RECORDS FOR THE EXERCISE:
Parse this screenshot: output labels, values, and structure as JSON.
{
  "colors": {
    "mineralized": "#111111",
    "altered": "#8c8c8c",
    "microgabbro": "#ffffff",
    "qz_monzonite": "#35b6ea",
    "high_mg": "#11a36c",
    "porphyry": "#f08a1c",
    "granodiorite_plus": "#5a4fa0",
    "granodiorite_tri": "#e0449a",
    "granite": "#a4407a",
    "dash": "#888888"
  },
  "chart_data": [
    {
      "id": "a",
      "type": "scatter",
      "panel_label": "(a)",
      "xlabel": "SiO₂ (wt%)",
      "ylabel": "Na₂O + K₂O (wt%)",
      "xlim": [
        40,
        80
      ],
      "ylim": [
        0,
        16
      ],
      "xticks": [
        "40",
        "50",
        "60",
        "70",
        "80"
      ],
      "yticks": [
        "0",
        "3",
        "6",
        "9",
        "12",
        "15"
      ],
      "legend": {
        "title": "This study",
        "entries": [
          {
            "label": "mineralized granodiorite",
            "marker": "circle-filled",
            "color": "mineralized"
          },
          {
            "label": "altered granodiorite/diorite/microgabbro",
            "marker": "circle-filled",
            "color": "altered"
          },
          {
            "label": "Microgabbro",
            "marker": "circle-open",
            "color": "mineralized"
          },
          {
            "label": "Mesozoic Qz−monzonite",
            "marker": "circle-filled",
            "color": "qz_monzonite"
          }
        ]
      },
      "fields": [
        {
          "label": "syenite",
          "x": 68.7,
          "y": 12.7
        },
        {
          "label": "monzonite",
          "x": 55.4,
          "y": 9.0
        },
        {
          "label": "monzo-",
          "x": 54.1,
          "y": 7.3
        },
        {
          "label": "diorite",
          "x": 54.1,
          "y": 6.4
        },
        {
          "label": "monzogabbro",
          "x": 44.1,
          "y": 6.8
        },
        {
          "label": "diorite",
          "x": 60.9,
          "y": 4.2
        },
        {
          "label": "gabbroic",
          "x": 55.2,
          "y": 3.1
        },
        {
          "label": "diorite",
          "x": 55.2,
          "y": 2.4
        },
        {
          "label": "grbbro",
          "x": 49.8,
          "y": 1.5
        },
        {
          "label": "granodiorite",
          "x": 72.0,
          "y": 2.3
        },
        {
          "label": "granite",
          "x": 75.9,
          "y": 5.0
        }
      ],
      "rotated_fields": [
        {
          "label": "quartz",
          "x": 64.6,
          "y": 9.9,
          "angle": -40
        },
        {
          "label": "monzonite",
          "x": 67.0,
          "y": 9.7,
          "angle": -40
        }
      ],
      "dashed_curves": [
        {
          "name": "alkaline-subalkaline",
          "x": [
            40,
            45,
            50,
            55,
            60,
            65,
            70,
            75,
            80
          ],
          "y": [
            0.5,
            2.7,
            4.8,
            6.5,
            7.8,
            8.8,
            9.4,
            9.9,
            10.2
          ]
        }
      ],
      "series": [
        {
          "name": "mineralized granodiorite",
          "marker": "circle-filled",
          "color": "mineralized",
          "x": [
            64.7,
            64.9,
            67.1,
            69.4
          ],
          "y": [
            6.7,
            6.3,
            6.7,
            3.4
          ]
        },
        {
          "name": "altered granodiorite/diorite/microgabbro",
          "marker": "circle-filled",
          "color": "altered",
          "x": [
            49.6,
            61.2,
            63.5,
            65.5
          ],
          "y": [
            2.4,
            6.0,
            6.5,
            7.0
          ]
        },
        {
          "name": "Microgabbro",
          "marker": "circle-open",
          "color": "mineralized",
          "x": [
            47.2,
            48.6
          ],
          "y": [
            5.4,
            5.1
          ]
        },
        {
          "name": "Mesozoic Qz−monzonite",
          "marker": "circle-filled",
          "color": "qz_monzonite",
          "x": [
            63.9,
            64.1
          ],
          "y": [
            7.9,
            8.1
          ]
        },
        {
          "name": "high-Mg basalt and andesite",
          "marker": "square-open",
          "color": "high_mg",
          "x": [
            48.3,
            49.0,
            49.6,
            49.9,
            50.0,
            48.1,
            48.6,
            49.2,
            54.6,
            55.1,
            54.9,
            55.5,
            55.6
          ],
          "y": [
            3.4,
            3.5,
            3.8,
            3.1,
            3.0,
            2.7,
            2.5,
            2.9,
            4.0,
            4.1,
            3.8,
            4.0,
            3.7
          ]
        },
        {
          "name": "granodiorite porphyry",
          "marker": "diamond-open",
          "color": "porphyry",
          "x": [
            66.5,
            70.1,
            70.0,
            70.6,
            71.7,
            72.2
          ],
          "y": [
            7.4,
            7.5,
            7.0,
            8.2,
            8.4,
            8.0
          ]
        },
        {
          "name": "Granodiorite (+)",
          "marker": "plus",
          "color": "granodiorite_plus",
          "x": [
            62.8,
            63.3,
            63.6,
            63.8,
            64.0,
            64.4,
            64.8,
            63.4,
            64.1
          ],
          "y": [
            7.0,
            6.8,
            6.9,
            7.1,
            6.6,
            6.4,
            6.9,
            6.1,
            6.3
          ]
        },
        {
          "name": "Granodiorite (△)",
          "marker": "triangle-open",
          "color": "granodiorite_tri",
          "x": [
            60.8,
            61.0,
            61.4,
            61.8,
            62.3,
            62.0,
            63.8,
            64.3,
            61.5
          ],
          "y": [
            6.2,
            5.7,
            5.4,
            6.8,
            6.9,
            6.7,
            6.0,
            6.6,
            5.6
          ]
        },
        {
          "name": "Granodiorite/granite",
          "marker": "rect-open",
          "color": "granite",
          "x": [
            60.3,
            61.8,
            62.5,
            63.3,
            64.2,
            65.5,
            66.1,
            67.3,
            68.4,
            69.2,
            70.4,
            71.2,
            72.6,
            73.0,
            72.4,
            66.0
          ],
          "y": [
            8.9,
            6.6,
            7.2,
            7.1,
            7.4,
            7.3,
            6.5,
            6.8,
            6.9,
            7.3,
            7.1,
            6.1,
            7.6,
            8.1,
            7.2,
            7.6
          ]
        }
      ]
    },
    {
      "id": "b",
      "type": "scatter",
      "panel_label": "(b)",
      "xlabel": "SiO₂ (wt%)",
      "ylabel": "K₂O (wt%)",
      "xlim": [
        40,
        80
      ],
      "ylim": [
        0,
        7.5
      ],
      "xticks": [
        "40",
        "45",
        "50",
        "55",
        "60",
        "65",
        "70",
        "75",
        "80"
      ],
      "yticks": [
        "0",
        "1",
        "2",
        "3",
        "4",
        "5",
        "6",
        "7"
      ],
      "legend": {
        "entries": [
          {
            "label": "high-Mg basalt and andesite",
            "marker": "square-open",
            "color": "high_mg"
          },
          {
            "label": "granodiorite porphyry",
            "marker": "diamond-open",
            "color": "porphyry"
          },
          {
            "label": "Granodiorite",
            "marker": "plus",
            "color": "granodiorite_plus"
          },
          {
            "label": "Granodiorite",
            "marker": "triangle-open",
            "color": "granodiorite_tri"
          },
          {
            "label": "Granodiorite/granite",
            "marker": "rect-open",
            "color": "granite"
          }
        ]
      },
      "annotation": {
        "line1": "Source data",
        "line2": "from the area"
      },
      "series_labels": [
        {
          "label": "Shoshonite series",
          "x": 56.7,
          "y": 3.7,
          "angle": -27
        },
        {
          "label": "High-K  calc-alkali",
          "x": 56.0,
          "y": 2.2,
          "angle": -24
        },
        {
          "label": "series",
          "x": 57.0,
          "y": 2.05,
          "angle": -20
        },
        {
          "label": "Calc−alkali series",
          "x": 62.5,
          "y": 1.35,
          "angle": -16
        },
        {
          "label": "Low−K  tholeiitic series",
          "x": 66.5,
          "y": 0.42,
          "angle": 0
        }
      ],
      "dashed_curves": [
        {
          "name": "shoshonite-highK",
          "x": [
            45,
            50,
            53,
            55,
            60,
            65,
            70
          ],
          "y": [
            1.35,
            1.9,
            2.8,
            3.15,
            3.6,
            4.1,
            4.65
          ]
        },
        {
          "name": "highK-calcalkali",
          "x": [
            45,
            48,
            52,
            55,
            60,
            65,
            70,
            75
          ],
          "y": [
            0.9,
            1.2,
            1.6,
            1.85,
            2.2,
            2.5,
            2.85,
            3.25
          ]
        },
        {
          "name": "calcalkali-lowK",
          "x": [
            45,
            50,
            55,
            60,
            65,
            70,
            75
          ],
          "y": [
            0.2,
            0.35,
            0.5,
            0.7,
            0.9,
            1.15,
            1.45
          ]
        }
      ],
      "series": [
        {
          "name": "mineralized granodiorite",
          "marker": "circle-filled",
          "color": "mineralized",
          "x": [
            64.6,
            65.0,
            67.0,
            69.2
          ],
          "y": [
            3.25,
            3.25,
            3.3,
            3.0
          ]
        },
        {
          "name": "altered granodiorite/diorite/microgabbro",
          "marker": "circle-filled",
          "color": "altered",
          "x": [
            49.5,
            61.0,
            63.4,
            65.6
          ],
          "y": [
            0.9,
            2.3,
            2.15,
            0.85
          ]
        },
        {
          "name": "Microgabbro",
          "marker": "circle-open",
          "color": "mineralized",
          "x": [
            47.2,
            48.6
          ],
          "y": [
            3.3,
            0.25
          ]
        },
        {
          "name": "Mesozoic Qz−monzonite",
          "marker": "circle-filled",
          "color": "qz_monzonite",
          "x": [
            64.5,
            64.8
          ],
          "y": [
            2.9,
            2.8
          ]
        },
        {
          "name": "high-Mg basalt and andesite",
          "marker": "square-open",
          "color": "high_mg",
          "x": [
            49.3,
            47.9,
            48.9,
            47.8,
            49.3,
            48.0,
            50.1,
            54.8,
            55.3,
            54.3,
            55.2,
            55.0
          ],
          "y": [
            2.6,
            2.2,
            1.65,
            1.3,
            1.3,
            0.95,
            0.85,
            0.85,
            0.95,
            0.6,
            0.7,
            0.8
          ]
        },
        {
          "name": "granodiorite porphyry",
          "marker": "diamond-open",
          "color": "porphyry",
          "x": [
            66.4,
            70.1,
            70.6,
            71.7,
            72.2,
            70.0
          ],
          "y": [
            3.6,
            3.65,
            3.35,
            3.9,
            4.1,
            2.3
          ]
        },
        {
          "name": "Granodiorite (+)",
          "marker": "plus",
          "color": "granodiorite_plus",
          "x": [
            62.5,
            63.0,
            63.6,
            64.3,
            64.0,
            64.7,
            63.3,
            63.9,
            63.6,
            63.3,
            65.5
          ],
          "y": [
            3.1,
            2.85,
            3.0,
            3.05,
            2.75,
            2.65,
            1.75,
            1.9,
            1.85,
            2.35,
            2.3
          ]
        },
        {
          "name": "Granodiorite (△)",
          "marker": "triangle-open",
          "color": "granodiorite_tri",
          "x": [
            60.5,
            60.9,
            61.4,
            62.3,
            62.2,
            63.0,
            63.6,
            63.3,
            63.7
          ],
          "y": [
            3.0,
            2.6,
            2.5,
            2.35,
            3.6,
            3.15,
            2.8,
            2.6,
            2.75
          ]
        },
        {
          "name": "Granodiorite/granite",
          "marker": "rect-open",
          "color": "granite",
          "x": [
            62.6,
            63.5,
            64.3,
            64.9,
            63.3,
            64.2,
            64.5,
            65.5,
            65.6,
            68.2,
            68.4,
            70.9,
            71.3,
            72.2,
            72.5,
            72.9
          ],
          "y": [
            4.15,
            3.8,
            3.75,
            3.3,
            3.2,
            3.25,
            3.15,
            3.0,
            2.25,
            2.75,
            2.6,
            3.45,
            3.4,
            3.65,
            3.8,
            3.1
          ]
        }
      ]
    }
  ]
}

SET PROBLEM: Scan the material above for the string "granite" and return the lines that hold it.

EXERCISE OUTPUT:
    "granite": "#a4407a",
          "label": "granite",
          "name": "Granodiorite/granite",
          "color": "granite",
            "label": "Granodiorite/granite",
            "color": "granite"
          "name": "Granodiorite/granite",
          "color": "granite",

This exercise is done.